-- Do this --
Count how many lines include "Unrealized" and answer with that number only.

-- Stored records --
§ §

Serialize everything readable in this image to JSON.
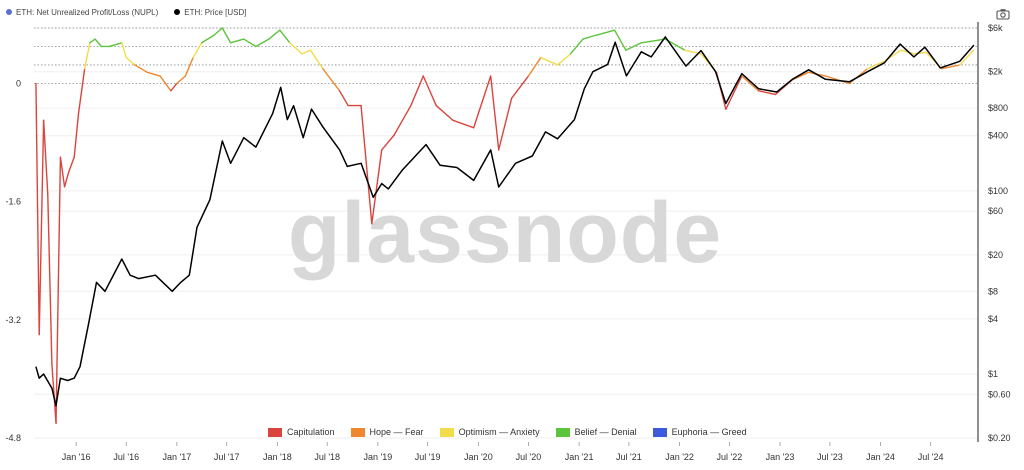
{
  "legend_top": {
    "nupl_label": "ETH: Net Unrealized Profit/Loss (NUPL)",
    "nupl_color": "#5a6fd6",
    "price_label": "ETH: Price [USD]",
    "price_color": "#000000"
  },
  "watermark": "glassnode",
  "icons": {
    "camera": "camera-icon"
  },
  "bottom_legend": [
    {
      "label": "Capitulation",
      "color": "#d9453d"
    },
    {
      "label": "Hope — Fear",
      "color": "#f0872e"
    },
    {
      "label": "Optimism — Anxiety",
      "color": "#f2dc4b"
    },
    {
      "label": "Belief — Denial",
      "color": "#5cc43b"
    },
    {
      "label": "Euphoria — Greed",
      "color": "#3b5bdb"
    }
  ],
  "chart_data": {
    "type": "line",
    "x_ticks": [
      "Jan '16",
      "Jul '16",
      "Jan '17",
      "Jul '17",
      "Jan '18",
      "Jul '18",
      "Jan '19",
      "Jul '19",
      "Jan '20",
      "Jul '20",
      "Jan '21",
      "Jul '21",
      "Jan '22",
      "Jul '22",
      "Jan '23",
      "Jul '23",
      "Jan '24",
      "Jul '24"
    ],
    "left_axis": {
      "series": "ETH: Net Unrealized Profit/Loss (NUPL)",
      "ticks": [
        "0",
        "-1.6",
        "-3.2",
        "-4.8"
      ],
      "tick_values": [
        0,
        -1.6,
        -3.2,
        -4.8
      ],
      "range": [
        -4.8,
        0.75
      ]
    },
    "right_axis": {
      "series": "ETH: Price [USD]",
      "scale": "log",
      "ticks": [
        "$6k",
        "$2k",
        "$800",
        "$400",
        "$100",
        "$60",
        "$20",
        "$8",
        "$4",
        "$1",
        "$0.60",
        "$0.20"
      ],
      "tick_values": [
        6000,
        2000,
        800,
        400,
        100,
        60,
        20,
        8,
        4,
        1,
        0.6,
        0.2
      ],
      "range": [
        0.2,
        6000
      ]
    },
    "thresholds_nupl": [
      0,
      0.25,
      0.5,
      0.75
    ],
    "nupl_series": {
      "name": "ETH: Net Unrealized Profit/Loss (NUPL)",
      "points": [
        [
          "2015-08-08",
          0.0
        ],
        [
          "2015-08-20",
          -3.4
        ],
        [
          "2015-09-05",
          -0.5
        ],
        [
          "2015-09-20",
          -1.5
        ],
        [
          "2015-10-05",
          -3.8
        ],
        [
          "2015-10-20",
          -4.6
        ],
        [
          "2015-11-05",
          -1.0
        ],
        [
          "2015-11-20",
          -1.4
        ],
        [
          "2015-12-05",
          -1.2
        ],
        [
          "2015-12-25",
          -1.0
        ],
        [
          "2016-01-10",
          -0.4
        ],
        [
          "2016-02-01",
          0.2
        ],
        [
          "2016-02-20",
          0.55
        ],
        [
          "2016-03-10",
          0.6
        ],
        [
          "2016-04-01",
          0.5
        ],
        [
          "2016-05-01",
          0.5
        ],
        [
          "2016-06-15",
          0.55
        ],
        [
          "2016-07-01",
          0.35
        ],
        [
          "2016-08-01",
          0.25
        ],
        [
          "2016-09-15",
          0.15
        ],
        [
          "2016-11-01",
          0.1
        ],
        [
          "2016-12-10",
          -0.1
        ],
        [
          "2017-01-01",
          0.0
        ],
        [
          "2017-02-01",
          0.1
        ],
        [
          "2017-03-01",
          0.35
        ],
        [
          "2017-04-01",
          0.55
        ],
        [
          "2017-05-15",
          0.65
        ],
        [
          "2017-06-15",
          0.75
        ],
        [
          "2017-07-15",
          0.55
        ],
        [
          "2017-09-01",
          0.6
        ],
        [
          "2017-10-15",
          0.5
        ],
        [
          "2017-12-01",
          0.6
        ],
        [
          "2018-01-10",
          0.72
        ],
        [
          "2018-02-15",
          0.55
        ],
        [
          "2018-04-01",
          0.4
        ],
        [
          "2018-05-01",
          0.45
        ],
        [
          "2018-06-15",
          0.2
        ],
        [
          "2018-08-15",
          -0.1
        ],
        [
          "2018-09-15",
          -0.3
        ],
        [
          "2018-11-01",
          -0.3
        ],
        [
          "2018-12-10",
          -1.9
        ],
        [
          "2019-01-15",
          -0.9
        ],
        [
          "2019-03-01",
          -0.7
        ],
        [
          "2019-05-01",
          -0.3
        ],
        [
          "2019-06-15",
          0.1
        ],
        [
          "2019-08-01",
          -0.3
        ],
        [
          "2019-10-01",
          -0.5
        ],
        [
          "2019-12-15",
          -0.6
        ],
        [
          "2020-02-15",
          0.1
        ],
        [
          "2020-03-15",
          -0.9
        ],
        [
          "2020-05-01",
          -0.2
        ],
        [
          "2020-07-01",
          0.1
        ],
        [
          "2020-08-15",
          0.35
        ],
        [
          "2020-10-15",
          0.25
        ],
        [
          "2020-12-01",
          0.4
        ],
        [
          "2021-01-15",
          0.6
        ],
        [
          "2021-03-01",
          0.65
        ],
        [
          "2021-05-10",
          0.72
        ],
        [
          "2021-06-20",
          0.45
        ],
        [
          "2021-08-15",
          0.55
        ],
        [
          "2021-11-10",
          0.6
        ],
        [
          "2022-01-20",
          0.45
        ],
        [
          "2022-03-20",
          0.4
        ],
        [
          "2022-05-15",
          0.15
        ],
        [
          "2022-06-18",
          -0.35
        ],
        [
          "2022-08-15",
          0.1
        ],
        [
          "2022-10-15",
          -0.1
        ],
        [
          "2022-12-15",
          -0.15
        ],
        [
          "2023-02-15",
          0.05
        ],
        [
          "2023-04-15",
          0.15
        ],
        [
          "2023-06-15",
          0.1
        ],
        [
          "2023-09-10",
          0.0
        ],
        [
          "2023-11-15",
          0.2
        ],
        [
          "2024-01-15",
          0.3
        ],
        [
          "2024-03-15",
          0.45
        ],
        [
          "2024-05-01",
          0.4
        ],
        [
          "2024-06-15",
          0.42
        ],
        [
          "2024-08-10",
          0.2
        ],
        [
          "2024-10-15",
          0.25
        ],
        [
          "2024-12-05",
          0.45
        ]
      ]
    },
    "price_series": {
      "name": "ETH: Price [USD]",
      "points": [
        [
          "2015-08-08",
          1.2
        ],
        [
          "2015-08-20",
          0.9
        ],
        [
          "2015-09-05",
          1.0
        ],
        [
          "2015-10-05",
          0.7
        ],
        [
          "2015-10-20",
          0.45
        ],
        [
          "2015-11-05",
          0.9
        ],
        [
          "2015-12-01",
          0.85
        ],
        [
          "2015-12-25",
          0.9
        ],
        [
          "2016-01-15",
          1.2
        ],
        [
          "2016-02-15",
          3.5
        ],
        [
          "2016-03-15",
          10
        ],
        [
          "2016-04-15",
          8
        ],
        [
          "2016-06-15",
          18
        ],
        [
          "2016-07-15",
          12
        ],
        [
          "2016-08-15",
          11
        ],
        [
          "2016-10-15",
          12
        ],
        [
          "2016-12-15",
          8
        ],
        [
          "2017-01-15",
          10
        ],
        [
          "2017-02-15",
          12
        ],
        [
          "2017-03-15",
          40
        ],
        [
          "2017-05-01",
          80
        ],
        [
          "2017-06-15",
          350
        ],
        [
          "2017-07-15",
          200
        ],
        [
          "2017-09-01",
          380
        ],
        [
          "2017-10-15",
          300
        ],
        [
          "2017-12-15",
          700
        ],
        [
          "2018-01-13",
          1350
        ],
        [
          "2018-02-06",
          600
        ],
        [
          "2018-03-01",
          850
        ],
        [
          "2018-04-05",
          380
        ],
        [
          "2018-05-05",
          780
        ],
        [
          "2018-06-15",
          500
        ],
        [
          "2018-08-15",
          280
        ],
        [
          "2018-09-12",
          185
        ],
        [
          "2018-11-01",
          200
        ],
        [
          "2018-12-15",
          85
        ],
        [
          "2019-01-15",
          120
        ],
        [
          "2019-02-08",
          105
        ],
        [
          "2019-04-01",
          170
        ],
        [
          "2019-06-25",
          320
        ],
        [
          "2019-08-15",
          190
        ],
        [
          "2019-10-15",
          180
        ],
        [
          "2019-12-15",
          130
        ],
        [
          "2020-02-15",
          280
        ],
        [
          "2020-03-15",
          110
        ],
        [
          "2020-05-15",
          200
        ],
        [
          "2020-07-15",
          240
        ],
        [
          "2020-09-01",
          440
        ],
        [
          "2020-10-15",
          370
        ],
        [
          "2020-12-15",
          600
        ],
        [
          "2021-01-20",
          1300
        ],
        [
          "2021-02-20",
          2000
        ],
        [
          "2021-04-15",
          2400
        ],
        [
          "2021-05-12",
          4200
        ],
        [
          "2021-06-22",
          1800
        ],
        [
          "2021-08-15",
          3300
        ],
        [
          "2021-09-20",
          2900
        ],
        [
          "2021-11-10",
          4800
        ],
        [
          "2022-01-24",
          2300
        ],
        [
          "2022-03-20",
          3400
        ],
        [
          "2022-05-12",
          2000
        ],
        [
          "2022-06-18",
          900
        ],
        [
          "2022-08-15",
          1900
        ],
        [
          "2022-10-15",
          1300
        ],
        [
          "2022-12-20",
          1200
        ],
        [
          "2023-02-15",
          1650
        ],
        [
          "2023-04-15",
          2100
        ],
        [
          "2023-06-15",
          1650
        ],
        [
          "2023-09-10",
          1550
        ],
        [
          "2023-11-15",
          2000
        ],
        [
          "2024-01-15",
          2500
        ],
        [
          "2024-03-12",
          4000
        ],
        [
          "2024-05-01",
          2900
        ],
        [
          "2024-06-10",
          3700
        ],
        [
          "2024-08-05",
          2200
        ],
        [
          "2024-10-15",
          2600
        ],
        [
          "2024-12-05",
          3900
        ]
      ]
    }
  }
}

§ §

-- Answer for this exercise --
3